Emit the data below verbatim, stripping out any pictures.

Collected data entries
========
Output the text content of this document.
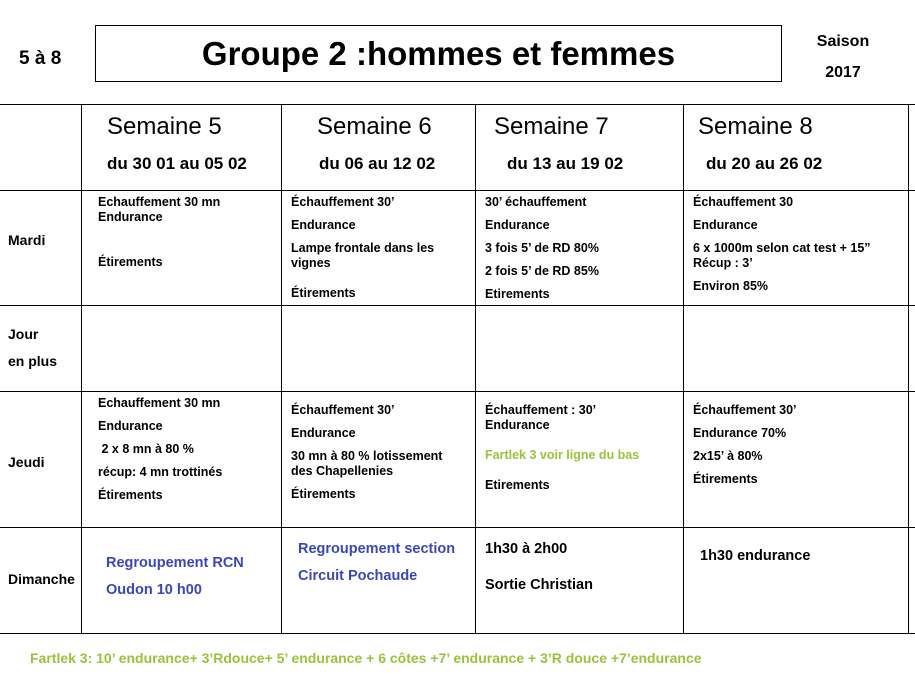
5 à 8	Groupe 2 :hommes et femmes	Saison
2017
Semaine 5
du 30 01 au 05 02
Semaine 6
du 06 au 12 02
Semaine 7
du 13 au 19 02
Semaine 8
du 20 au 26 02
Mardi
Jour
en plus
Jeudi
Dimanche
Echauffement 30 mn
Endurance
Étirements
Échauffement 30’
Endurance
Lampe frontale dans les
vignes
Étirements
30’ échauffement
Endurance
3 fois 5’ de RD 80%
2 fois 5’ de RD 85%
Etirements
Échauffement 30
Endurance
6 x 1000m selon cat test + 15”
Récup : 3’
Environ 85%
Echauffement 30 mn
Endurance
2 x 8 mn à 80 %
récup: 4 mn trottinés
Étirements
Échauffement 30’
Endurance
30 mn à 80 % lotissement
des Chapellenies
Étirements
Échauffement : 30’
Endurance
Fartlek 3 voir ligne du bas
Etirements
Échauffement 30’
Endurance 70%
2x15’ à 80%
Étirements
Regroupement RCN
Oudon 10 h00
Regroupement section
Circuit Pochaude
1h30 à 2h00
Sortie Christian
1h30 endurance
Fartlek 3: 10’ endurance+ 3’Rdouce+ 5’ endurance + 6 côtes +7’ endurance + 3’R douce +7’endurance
========
### Full solution
Output the text content of this document.
5 à 8	Groupe 2 :hommes et femmes	Saison
2017
Semaine 5
du 30 01 au 05 02
Semaine 6
du 06 au 12 02
Semaine 7
du 13 au 19 02
Semaine 8
du 20 au 26 02
Mardi
Jour
en plus
Jeudi
Dimanche
Echauffement 30 mn
Endurance
Étirements
Échauffement 30’
Endurance
Lampe frontale dans les
vignes
Étirements
30’ échauffement
Endurance
3 fois 5’ de RD 80%
2 fois 5’ de RD 85%
Etirements
Échauffement 30
Endurance
6 x 1000m selon cat test + 15”
Récup : 3’
Environ 85%
Echauffement 30 mn
Endurance
2 x 8 mn à 80 %
récup: 4 mn trottinés
Étirements
Échauffement 30’
Endurance
30 mn à 80 % lotissement
des Chapellenies
Étirements
Échauffement : 30’
Endurance
Fartlek 3 voir ligne du bas
Etirements
Échauffement 30’
Endurance 70%
2x15’ à 80%
Étirements
Regroupement RCN
Oudon 10 h00
Regroupement section
Circuit Pochaude
1h30 à 2h00
Sortie Christian
1h30 endurance
Fartlek 3: 10’ endurance+ 3’Rdouce+ 5’ endurance + 6 côtes +7’ endurance + 3’R douce +7’endurance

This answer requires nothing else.